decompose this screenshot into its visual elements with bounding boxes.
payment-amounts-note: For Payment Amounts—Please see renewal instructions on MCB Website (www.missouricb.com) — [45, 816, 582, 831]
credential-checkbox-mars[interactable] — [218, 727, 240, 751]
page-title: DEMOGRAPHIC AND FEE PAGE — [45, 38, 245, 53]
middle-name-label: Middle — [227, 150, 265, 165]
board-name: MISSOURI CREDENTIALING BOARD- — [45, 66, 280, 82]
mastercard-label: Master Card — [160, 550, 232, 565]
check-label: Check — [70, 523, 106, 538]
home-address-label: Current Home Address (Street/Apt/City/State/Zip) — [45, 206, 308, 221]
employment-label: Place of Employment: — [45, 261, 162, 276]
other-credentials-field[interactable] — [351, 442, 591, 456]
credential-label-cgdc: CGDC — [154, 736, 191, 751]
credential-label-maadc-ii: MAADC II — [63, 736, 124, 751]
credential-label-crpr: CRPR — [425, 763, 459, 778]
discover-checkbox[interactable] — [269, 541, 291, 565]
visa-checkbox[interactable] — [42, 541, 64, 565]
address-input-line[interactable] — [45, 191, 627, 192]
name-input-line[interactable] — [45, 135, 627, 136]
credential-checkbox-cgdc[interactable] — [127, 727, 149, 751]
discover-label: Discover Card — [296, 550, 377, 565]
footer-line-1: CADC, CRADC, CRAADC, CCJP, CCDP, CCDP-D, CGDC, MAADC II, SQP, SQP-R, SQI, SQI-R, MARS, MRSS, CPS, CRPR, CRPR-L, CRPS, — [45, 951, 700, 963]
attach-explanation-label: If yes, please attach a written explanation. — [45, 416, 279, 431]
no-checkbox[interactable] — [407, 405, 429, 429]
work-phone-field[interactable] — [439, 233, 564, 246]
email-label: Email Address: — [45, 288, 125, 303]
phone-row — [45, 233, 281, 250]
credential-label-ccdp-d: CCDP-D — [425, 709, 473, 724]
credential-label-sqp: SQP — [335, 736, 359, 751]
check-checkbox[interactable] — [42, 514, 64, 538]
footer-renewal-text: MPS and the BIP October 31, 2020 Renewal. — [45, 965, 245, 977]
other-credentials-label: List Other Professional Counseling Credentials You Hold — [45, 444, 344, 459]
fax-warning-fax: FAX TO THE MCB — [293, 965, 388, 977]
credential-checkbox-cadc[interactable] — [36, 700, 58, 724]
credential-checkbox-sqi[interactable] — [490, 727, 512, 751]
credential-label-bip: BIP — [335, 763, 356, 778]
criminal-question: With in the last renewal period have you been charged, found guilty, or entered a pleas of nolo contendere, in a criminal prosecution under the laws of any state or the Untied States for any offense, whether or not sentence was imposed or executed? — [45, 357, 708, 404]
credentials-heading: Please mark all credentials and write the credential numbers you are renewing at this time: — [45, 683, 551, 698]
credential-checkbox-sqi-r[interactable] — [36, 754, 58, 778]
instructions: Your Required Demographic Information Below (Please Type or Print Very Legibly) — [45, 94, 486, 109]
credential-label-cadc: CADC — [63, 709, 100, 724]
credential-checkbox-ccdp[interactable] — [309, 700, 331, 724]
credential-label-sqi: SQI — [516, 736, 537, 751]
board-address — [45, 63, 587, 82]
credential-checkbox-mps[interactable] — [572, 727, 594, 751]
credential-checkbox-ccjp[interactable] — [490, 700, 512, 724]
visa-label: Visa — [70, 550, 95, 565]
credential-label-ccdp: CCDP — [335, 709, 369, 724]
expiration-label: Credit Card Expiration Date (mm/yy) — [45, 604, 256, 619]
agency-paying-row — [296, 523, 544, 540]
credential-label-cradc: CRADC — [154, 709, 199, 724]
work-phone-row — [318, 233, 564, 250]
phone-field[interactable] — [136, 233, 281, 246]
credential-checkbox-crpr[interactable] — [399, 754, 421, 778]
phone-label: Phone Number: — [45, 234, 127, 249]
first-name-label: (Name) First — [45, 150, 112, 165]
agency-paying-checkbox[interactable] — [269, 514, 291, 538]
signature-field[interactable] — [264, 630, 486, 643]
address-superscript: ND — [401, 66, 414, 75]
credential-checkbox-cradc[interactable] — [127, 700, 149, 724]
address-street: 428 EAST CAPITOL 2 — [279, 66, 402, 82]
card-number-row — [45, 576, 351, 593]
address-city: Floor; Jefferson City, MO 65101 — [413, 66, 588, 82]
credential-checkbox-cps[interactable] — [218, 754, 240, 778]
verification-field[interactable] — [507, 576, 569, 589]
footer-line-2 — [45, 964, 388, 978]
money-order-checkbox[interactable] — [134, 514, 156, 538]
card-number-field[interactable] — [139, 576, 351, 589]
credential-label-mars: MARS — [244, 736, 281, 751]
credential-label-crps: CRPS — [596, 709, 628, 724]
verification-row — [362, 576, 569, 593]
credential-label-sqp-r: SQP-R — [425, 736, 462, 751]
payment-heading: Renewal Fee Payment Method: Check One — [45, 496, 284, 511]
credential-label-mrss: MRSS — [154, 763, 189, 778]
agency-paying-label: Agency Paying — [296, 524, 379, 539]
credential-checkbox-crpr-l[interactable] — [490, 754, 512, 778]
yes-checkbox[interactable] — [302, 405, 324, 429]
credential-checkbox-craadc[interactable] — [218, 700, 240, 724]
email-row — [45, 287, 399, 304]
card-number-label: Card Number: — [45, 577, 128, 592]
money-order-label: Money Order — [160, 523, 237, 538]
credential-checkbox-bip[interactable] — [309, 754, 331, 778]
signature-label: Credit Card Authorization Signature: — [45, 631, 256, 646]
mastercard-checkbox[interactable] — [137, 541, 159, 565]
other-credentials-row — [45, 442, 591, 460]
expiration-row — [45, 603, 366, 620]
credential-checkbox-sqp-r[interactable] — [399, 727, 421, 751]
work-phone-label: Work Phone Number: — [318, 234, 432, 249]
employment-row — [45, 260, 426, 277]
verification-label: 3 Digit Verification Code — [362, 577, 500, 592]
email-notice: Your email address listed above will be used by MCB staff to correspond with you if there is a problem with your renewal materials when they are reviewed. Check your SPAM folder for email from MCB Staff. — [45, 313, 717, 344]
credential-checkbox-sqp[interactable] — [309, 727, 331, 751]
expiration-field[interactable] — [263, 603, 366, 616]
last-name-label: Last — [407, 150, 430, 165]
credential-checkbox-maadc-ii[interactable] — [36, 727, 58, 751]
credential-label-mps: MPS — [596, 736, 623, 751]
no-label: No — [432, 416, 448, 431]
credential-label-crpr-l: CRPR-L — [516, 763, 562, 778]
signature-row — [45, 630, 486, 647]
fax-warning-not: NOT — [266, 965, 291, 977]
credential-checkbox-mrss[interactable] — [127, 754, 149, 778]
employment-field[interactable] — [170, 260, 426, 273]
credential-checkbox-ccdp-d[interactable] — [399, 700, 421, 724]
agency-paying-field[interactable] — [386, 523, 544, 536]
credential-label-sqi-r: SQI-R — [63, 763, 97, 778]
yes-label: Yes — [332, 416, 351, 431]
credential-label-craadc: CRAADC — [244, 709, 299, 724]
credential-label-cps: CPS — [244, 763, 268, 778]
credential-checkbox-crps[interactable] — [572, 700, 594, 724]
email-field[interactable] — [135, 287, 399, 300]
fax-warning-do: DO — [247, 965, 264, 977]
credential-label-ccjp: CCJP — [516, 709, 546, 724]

————————

▶ **WORK TO BE COMPLETED**
Replace "Master Card" with "MasterCard" throughout the records above, leaving everything else unchanged, and give the full records again.

▶ **REPLY**
decompose this screenshot into its visual elements with bounding boxes.
payment-amounts-note: For Payment Amounts—Please see renewal instructions on MCB Website (www.missouricb.com) — [45, 816, 582, 831]
credential-checkbox-mars[interactable] — [218, 727, 240, 751]
page-title: DEMOGRAPHIC AND FEE PAGE — [45, 38, 245, 53]
middle-name-label: Middle — [227, 150, 265, 165]
board-name: MISSOURI CREDENTIALING BOARD- — [45, 66, 280, 82]
mastercard-label: MasterCard — [160, 550, 232, 565]
check-label: Check — [70, 523, 106, 538]
home-address-label: Current Home Address (Street/Apt/City/State/Zip) — [45, 206, 308, 221]
employment-label: Place of Employment: — [45, 261, 162, 276]
other-credentials-field[interactable] — [351, 442, 591, 456]
credential-label-cgdc: CGDC — [154, 736, 191, 751]
credential-label-maadc-ii: MAADC II — [63, 736, 124, 751]
credential-label-crpr: CRPR — [425, 763, 459, 778]
discover-checkbox[interactable] — [269, 541, 291, 565]
visa-checkbox[interactable] — [42, 541, 64, 565]
address-input-line[interactable] — [45, 191, 627, 192]
name-input-line[interactable] — [45, 135, 627, 136]
credential-checkbox-cgdc[interactable] — [127, 727, 149, 751]
discover-label: Discover Card — [296, 550, 377, 565]
footer-line-1: CADC, CRADC, CRAADC, CCJP, CCDP, CCDP-D, CGDC, MAADC II, SQP, SQP-R, SQI, SQI-R, MARS, MRSS, CPS, CRPR, CRPR-L, CRPS, — [45, 951, 700, 963]
attach-explanation-label: If yes, please attach a written explanation. — [45, 416, 279, 431]
no-checkbox[interactable] — [407, 405, 429, 429]
work-phone-field[interactable] — [439, 233, 564, 246]
email-label: Email Address: — [45, 288, 125, 303]
phone-row — [45, 233, 281, 250]
credential-label-ccdp-d: CCDP-D — [425, 709, 473, 724]
credential-label-sqp: SQP — [335, 736, 359, 751]
check-checkbox[interactable] — [42, 514, 64, 538]
footer-renewal-text: MPS and the BIP October 31, 2020 Renewal. — [45, 965, 245, 977]
other-credentials-label: List Other Professional Counseling Credentials You Hold — [45, 444, 344, 459]
fax-warning-fax: FAX TO THE MCB — [293, 965, 388, 977]
credential-checkbox-cadc[interactable] — [36, 700, 58, 724]
credential-checkbox-sqi[interactable] — [490, 727, 512, 751]
credential-label-bip: BIP — [335, 763, 356, 778]
criminal-question: With in the last renewal period have you been charged, found guilty, or entered a pleas of nolo contendere, in a criminal prosecution under the laws of any state or the Untied States for any offense, whether or not sentence was imposed or executed? — [45, 357, 708, 404]
credentials-heading: Please mark all credentials and write the credential numbers you are renewing at this time: — [45, 683, 551, 698]
credential-checkbox-sqi-r[interactable] — [36, 754, 58, 778]
instructions: Your Required Demographic Information Below (Please Type or Print Very Legibly) — [45, 94, 486, 109]
credential-label-cadc: CADC — [63, 709, 100, 724]
credential-checkbox-ccdp[interactable] — [309, 700, 331, 724]
credential-label-sqi: SQI — [516, 736, 537, 751]
board-address — [45, 63, 587, 82]
credential-checkbox-mps[interactable] — [572, 727, 594, 751]
credential-checkbox-ccjp[interactable] — [490, 700, 512, 724]
visa-label: Visa — [70, 550, 95, 565]
credential-label-ccdp: CCDP — [335, 709, 369, 724]
expiration-label: Credit Card Expiration Date (mm/yy) — [45, 604, 256, 619]
agency-paying-row — [296, 523, 544, 540]
credential-label-cradc: CRADC — [154, 709, 199, 724]
work-phone-row — [318, 233, 564, 250]
phone-field[interactable] — [136, 233, 281, 246]
credential-checkbox-crpr[interactable] — [399, 754, 421, 778]
phone-label: Phone Number: — [45, 234, 127, 249]
first-name-label: (Name) First — [45, 150, 112, 165]
agency-paying-checkbox[interactable] — [269, 514, 291, 538]
signature-field[interactable] — [264, 630, 486, 643]
address-superscript: ND — [401, 66, 414, 75]
credential-checkbox-cradc[interactable] — [127, 700, 149, 724]
address-street: 428 EAST CAPITOL 2 — [279, 66, 402, 82]
card-number-row — [45, 576, 351, 593]
address-city: Floor; Jefferson City, MO 65101 — [413, 66, 588, 82]
credential-checkbox-cps[interactable] — [218, 754, 240, 778]
verification-field[interactable] — [507, 576, 569, 589]
footer-line-2 — [45, 964, 388, 978]
money-order-checkbox[interactable] — [134, 514, 156, 538]
card-number-field[interactable] — [139, 576, 351, 589]
credential-label-mars: MARS — [244, 736, 281, 751]
credential-label-crps: CRPS — [596, 709, 628, 724]
verification-row — [362, 576, 569, 593]
credential-label-sqp-r: SQP-R — [425, 736, 462, 751]
payment-heading: Renewal Fee Payment Method: Check One — [45, 496, 284, 511]
credential-label-mrss: MRSS — [154, 763, 189, 778]
agency-paying-label: Agency Paying — [296, 524, 379, 539]
credential-checkbox-crpr-l[interactable] — [490, 754, 512, 778]
yes-checkbox[interactable] — [302, 405, 324, 429]
credential-checkbox-craadc[interactable] — [218, 700, 240, 724]
email-row — [45, 287, 399, 304]
card-number-label: Card Number: — [45, 577, 128, 592]
money-order-label: Money Order — [160, 523, 237, 538]
credential-checkbox-bip[interactable] — [309, 754, 331, 778]
signature-label: Credit Card Authorization Signature: — [45, 631, 256, 646]
mastercard-checkbox[interactable] — [137, 541, 159, 565]
other-credentials-row — [45, 442, 591, 460]
expiration-row — [45, 603, 366, 620]
credential-checkbox-sqp-r[interactable] — [399, 727, 421, 751]
work-phone-label: Work Phone Number: — [318, 234, 432, 249]
employment-row — [45, 260, 426, 277]
verification-label: 3 Digit Verification Code — [362, 577, 500, 592]
email-notice: Your email address listed above will be used by MCB staff to correspond with you if there is a problem with your renewal materials when they are reviewed. Check your SPAM folder for email from MCB Staff. — [45, 313, 717, 344]
credential-checkbox-sqp[interactable] — [309, 727, 331, 751]
expiration-field[interactable] — [263, 603, 366, 616]
last-name-label: Last — [407, 150, 430, 165]
credential-checkbox-maadc-ii[interactable] — [36, 727, 58, 751]
credential-label-mps: MPS — [596, 736, 623, 751]
no-label: No — [432, 416, 448, 431]
credential-label-crpr-l: CRPR-L — [516, 763, 562, 778]
signature-row — [45, 630, 486, 647]
fax-warning-not: NOT — [266, 965, 291, 977]
credential-checkbox-mrss[interactable] — [127, 754, 149, 778]
employment-field[interactable] — [170, 260, 426, 273]
credential-checkbox-ccdp-d[interactable] — [399, 700, 421, 724]
agency-paying-field[interactable] — [386, 523, 544, 536]
credential-label-sqi-r: SQI-R — [63, 763, 97, 778]
yes-label: Yes — [332, 416, 351, 431]
credential-label-craadc: CRAADC — [244, 709, 299, 724]
credential-label-cps: CPS — [244, 763, 268, 778]
credential-checkbox-crps[interactable] — [572, 700, 594, 724]
email-field[interactable] — [135, 287, 399, 300]
fax-warning-do: DO — [247, 965, 264, 977]
credential-label-ccjp: CCJP — [516, 709, 546, 724]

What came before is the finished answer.